> [TASK TO COMPLETE]: Your task is to transcribe all the entries exactly, excluding pictures.

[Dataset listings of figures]
+===+

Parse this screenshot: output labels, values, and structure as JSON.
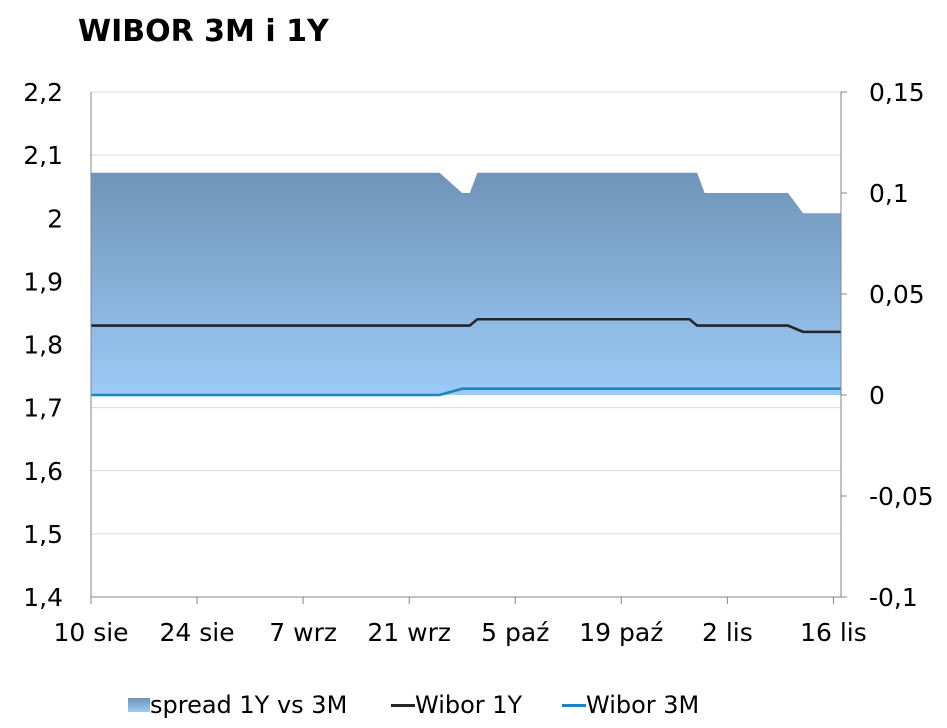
{
  "chart_data": {
    "type": "area",
    "title": "WIBOR 3M i 1Y",
    "x_tick_labels": [
      "10 sie",
      "24 sie",
      "7 wrz",
      "21 wrz",
      "5 paź",
      "19 paź",
      "2 lis",
      "16 lis"
    ],
    "x_tick_days": [
      0,
      14,
      28,
      42,
      56,
      70,
      84,
      98
    ],
    "x_range_days": [
      0,
      99
    ],
    "y_left": {
      "ylim": [
        1.4,
        2.2
      ],
      "ticks": [
        "1,4",
        "1,5",
        "1,6",
        "1,7",
        "1,8",
        "1,9",
        "2",
        "2,1",
        "2,2"
      ],
      "tick_values": [
        1.4,
        1.5,
        1.6,
        1.7,
        1.8,
        1.9,
        2.0,
        2.1,
        2.2
      ]
    },
    "y_right": {
      "ylim": [
        -0.1,
        0.15
      ],
      "ticks": [
        "-0,1",
        "-0,05",
        "0",
        "0,05",
        "0,1",
        "0,15"
      ],
      "tick_values": [
        -0.1,
        -0.05,
        0,
        0.05,
        0.1,
        0.15
      ]
    },
    "grid": true,
    "legend_position": "bottom",
    "series": [
      {
        "name": "spread 1Y vs 3M",
        "type": "area",
        "axis": "right",
        "color_top": "#6f94b8",
        "color_bottom": "#9ccbf7",
        "points": [
          [
            0,
            0.11
          ],
          [
            46,
            0.11
          ],
          [
            49,
            0.1
          ],
          [
            50,
            0.1
          ],
          [
            51,
            0.11
          ],
          [
            80,
            0.11
          ],
          [
            81,
            0.1
          ],
          [
            92,
            0.1
          ],
          [
            94,
            0.09
          ],
          [
            99,
            0.09
          ]
        ]
      },
      {
        "name": "Wibor 1Y",
        "type": "line",
        "axis": "left",
        "color": "#262626",
        "points": [
          [
            0,
            1.83
          ],
          [
            50,
            1.83
          ],
          [
            51,
            1.84
          ],
          [
            79,
            1.84
          ],
          [
            80,
            1.83
          ],
          [
            92,
            1.83
          ],
          [
            94,
            1.82
          ],
          [
            99,
            1.82
          ]
        ]
      },
      {
        "name": "Wibor 3M",
        "type": "line",
        "axis": "left",
        "color": "#1f84bb",
        "points": [
          [
            0,
            1.72
          ],
          [
            46,
            1.72
          ],
          [
            49,
            1.73
          ],
          [
            99,
            1.73
          ]
        ]
      }
    ]
  }
}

+===+

> [RESPONSE]:
Parse this screenshot: output labels, values, and structure as JSON.
{
  "chart_data": {
    "type": "area",
    "title": "WIBOR 3M i 1Y",
    "x_tick_labels": [
      "10 sie",
      "24 sie",
      "7 wrz",
      "21 wrz",
      "5 paź",
      "19 paź",
      "2 lis",
      "16 lis"
    ],
    "x_tick_days": [
      0,
      14,
      28,
      42,
      56,
      70,
      84,
      98
    ],
    "x_range_days": [
      0,
      99
    ],
    "y_left": {
      "ylim": [
        1.4,
        2.2
      ],
      "ticks": [
        "1,4",
        "1,5",
        "1,6",
        "1,7",
        "1,8",
        "1,9",
        "2",
        "2,1",
        "2,2"
      ],
      "tick_values": [
        1.4,
        1.5,
        1.6,
        1.7,
        1.8,
        1.9,
        2.0,
        2.1,
        2.2
      ]
    },
    "y_right": {
      "ylim": [
        -0.1,
        0.15
      ],
      "ticks": [
        "-0,1",
        "-0,05",
        "0",
        "0,05",
        "0,1",
        "0,15"
      ],
      "tick_values": [
        -0.1,
        -0.05,
        0,
        0.05,
        0.1,
        0.15
      ]
    },
    "grid": true,
    "legend_position": "bottom",
    "series": [
      {
        "name": "spread 1Y vs 3M",
        "type": "area",
        "axis": "right",
        "color_top": "#6f94b8",
        "color_bottom": "#9ccbf7",
        "points": [
          [
            0,
            0.11
          ],
          [
            46,
            0.11
          ],
          [
            49,
            0.1
          ],
          [
            50,
            0.1
          ],
          [
            51,
            0.11
          ],
          [
            80,
            0.11
          ],
          [
            81,
            0.1
          ],
          [
            92,
            0.1
          ],
          [
            94,
            0.09
          ],
          [
            99,
            0.09
          ]
        ]
      },
      {
        "name": "Wibor 1Y",
        "type": "line",
        "axis": "left",
        "color": "#262626",
        "points": [
          [
            0,
            1.83
          ],
          [
            50,
            1.83
          ],
          [
            51,
            1.84
          ],
          [
            79,
            1.84
          ],
          [
            80,
            1.83
          ],
          [
            92,
            1.83
          ],
          [
            94,
            1.82
          ],
          [
            99,
            1.82
          ]
        ]
      },
      {
        "name": "Wibor 3M",
        "type": "line",
        "axis": "left",
        "color": "#1f84bb",
        "points": [
          [
            0,
            1.72
          ],
          [
            46,
            1.72
          ],
          [
            49,
            1.73
          ],
          [
            99,
            1.73
          ]
        ]
      }
    ]
  }
}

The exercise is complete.